┌─ DATA IN THIS EXERCISE
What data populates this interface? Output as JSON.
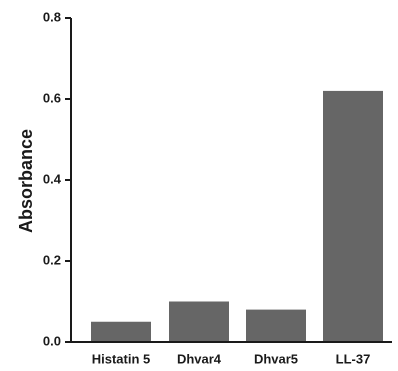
{
  "chart_data": {
    "type": "bar",
    "title": "",
    "xlabel": "",
    "ylabel": "Absorbance",
    "categories": [
      "Histatin 5",
      "Dhvar4",
      "Dhvar5",
      "LL-37"
    ],
    "values": [
      0.05,
      0.1,
      0.08,
      0.62
    ],
    "ylim": [
      0,
      0.8
    ],
    "yticks": [
      0.0,
      0.2,
      0.4,
      0.6,
      0.8
    ],
    "ytick_labels": [
      "0.0",
      "0.2",
      "0.4",
      "0.6",
      "0.8"
    ],
    "grid": false,
    "legend": "none",
    "bar_color": "#666666",
    "axis_color": "#1a1a1a"
  }
}
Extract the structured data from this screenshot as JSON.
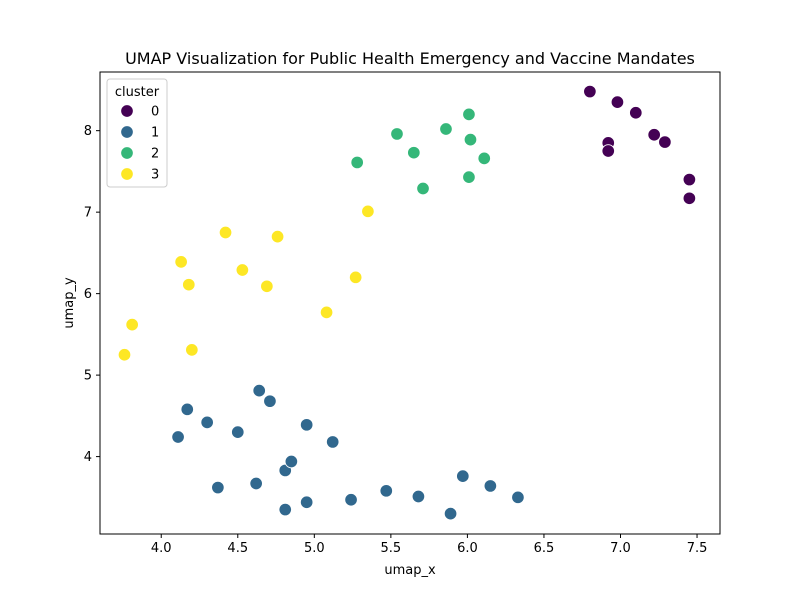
{
  "chart_data": {
    "type": "scatter",
    "title": "UMAP Visualization for Public Health Emergency and Vaccine Mandates",
    "xlabel": "umap_x",
    "ylabel": "umap_y",
    "xlim": [
      3.6,
      7.65
    ],
    "ylim": [
      3.05,
      8.72
    ],
    "xticks": [
      4.0,
      4.5,
      5.0,
      5.5,
      6.0,
      6.5,
      7.0,
      7.5
    ],
    "xtick_labels": [
      "4.0",
      "4.5",
      "5.0",
      "5.5",
      "6.0",
      "6.5",
      "7.0",
      "7.5"
    ],
    "yticks": [
      4,
      5,
      6,
      7,
      8
    ],
    "ytick_labels": [
      "4",
      "5",
      "6",
      "7",
      "8"
    ],
    "grid": false,
    "legend": {
      "title": "cluster",
      "placement": "top-left"
    },
    "series": [
      {
        "name": "0",
        "color": "#440154",
        "points": [
          [
            6.8,
            8.48
          ],
          [
            6.98,
            8.35
          ],
          [
            7.1,
            8.22
          ],
          [
            6.92,
            7.85
          ],
          [
            6.92,
            7.75
          ],
          [
            7.22,
            7.95
          ],
          [
            7.29,
            7.86
          ],
          [
            7.45,
            7.4
          ],
          [
            7.45,
            7.17
          ]
        ]
      },
      {
        "name": "1",
        "color": "#31688e",
        "points": [
          [
            4.11,
            4.24
          ],
          [
            4.17,
            4.58
          ],
          [
            4.3,
            4.42
          ],
          [
            4.5,
            4.3
          ],
          [
            4.37,
            3.62
          ],
          [
            4.64,
            4.81
          ],
          [
            4.71,
            4.68
          ],
          [
            4.62,
            3.67
          ],
          [
            4.81,
            3.83
          ],
          [
            4.85,
            3.94
          ],
          [
            4.81,
            3.35
          ],
          [
            4.95,
            4.39
          ],
          [
            4.95,
            3.44
          ],
          [
            5.12,
            4.18
          ],
          [
            5.24,
            3.47
          ],
          [
            5.47,
            3.58
          ],
          [
            5.68,
            3.51
          ],
          [
            5.89,
            3.3
          ],
          [
            5.97,
            3.76
          ],
          [
            6.15,
            3.64
          ],
          [
            6.33,
            3.5
          ]
        ]
      },
      {
        "name": "2",
        "color": "#35b779",
        "points": [
          [
            5.28,
            7.61
          ],
          [
            5.54,
            7.96
          ],
          [
            5.65,
            7.73
          ],
          [
            5.71,
            7.29
          ],
          [
            5.86,
            8.02
          ],
          [
            6.01,
            8.2
          ],
          [
            6.02,
            7.89
          ],
          [
            6.01,
            7.43
          ],
          [
            6.11,
            7.66
          ]
        ]
      },
      {
        "name": "3",
        "color": "#fde725",
        "points": [
          [
            3.76,
            5.25
          ],
          [
            3.81,
            5.62
          ],
          [
            4.13,
            6.39
          ],
          [
            4.18,
            6.11
          ],
          [
            4.2,
            5.31
          ],
          [
            4.42,
            6.75
          ],
          [
            4.53,
            6.29
          ],
          [
            4.69,
            6.09
          ],
          [
            4.76,
            6.7
          ],
          [
            5.08,
            5.77
          ],
          [
            5.27,
            6.2
          ],
          [
            5.35,
            7.01
          ]
        ]
      }
    ]
  }
}
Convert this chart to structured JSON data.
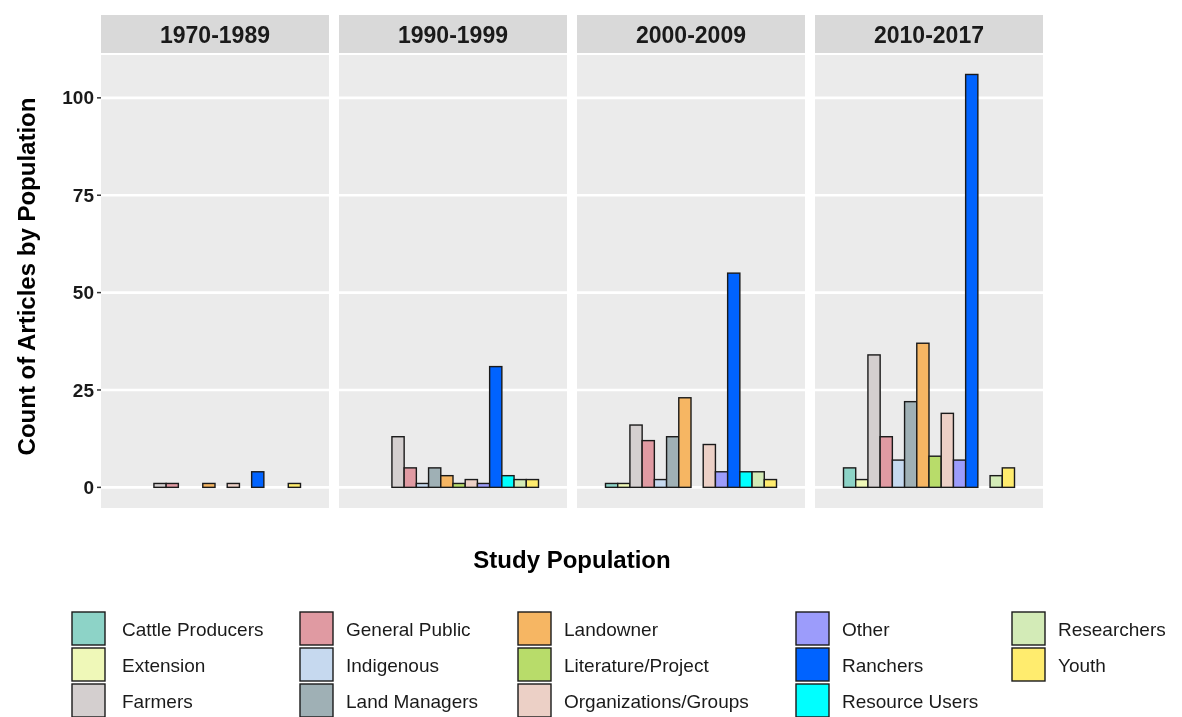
{
  "chart_data": {
    "type": "bar",
    "xlabel": "Study Population",
    "ylabel": "Count of Articles by Population",
    "categories": [
      "1970-1989",
      "1990-1999",
      "2000-2009",
      "2010-2017"
    ],
    "ylim": [
      -5.3,
      111
    ],
    "yticks": [
      0,
      25,
      50,
      75,
      100
    ],
    "grid": true,
    "legend": "bottom",
    "series": [
      {
        "name": "Cattle Producers",
        "color": "#8dd3c7",
        "values": [
          0,
          0,
          1,
          5
        ]
      },
      {
        "name": "Extension",
        "color": "#eff8b8",
        "values": [
          0,
          0,
          1,
          2
        ]
      },
      {
        "name": "Farmers",
        "color": "#d4cfcf",
        "values": [
          1,
          13,
          16,
          34
        ]
      },
      {
        "name": "General Public",
        "color": "#e09aa2",
        "values": [
          1,
          5,
          12,
          13
        ]
      },
      {
        "name": "Indigenous",
        "color": "#c6d9ef",
        "values": [
          0,
          1,
          2,
          7
        ]
      },
      {
        "name": "Land Managers",
        "color": "#9fb0b5",
        "values": [
          0,
          5,
          13,
          22
        ]
      },
      {
        "name": "Landowner",
        "color": "#f6b663",
        "values": [
          1,
          3,
          23,
          37
        ]
      },
      {
        "name": "Literature/Project",
        "color": "#b8dc6a",
        "values": [
          0,
          1,
          0,
          8
        ]
      },
      {
        "name": "Organizations/Groups",
        "color": "#ecd0c6",
        "values": [
          1,
          2,
          11,
          19
        ]
      },
      {
        "name": "Other",
        "color": "#9c9cfb",
        "values": [
          0,
          1,
          4,
          7
        ]
      },
      {
        "name": "Ranchers",
        "color": "#0063ff",
        "values": [
          4,
          31,
          55,
          106
        ]
      },
      {
        "name": "Resource Users",
        "color": "#00ffff",
        "values": [
          0,
          3,
          4,
          0
        ]
      },
      {
        "name": "Researchers",
        "color": "#d3ebb7",
        "values": [
          0,
          2,
          4,
          3
        ]
      },
      {
        "name": "Youth",
        "color": "#ffec6e",
        "values": [
          1,
          2,
          2,
          5
        ]
      }
    ]
  }
}
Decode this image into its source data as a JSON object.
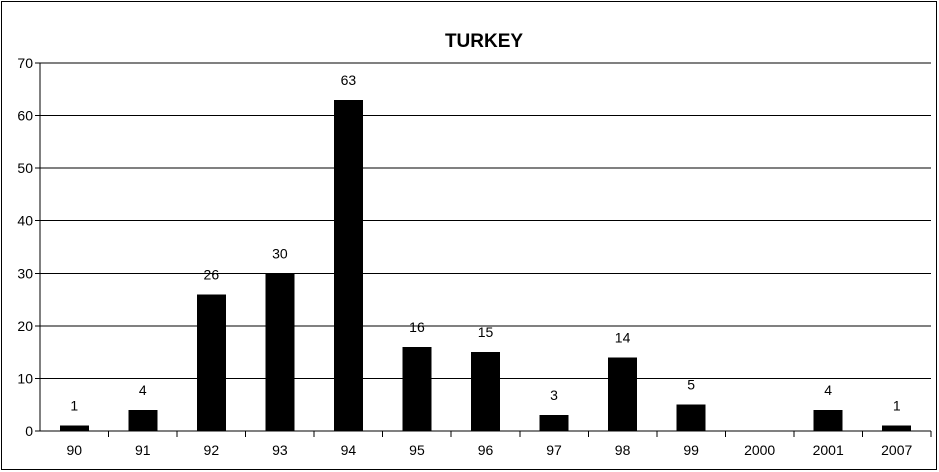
{
  "chart_data": {
    "type": "bar",
    "title": "TURKEY",
    "xlabel": "",
    "ylabel": "",
    "categories": [
      "90",
      "91",
      "92",
      "93",
      "94",
      "95",
      "96",
      "97",
      "98",
      "99",
      "2000",
      "2001",
      "2007"
    ],
    "values": [
      1,
      4,
      26,
      30,
      63,
      16,
      15,
      3,
      14,
      5,
      0,
      4,
      1
    ],
    "data_labels": [
      "1",
      "4",
      "26",
      "30",
      "63",
      "16",
      "15",
      "3",
      "14",
      "5",
      "",
      "4",
      "1"
    ],
    "ylim": [
      0,
      70
    ],
    "yticks": [
      "0",
      "10",
      "20",
      "30",
      "40",
      "50",
      "60",
      "70"
    ],
    "grid": true,
    "legend": "none",
    "bar_color": "#000000",
    "gridline_color": "#000000"
  }
}
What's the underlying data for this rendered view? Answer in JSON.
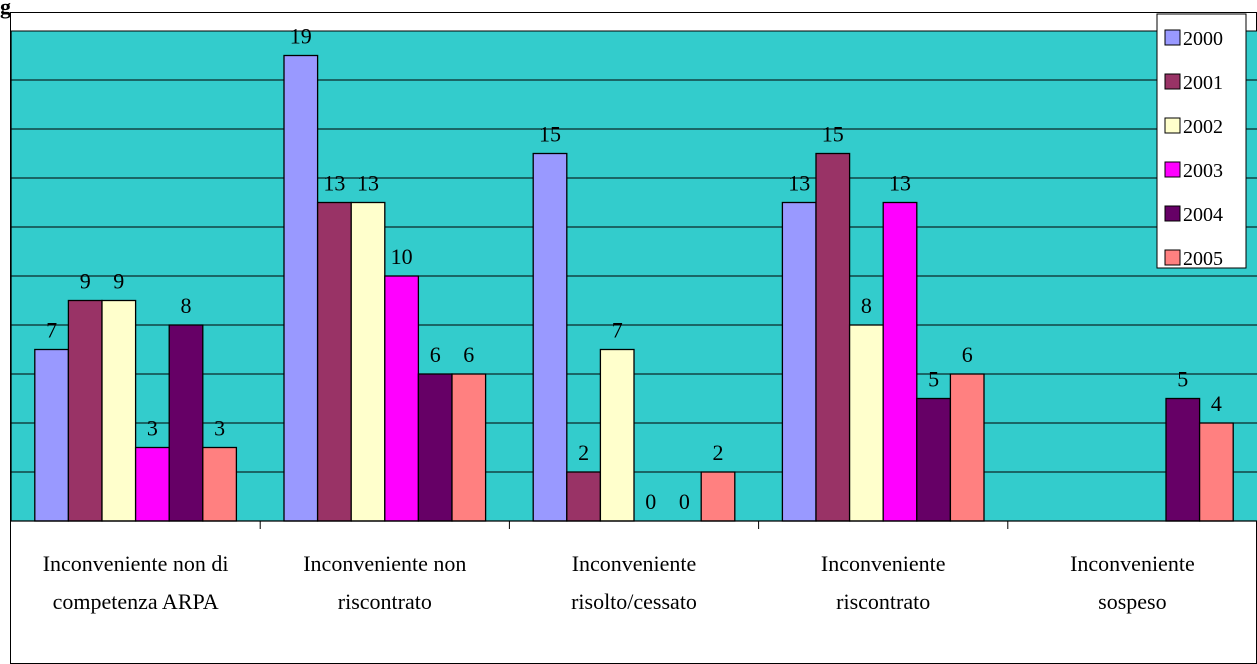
{
  "corner_text": "g",
  "chart_data": {
    "type": "bar",
    "categories": [
      [
        "Inconveniente non di",
        "competenza ARPA"
      ],
      [
        "Inconveniente non",
        "riscontrato"
      ],
      [
        "Inconveniente",
        "risolto/cessato"
      ],
      [
        "Inconveniente",
        "riscontrato"
      ],
      [
        "Inconveniente",
        "sospeso"
      ]
    ],
    "series": [
      {
        "name": "2000",
        "color": "#9999ff",
        "values": [
          7,
          19,
          15,
          13,
          null
        ]
      },
      {
        "name": "2001",
        "color": "#993366",
        "values": [
          9,
          13,
          2,
          15,
          null
        ]
      },
      {
        "name": "2002",
        "color": "#ffffcc",
        "values": [
          9,
          13,
          7,
          8,
          null
        ]
      },
      {
        "name": "2003",
        "color": "#ff00ff",
        "values": [
          3,
          10,
          0,
          13,
          null
        ]
      },
      {
        "name": "2004",
        "color": "#660066",
        "values": [
          8,
          6,
          0,
          5,
          5
        ]
      },
      {
        "name": "2005",
        "color": "#ff8080",
        "values": [
          3,
          6,
          2,
          6,
          4
        ]
      }
    ],
    "ylim": [
      0,
      20
    ],
    "grid": true,
    "plot_background": "#33cccc",
    "legend": "top-right",
    "title": "",
    "xlabel": "",
    "ylabel": ""
  }
}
└─
How many lines of the data hold the string "JSON"? Reply with the number alone.

• [ANSWER TO THE PROBLEM]:
5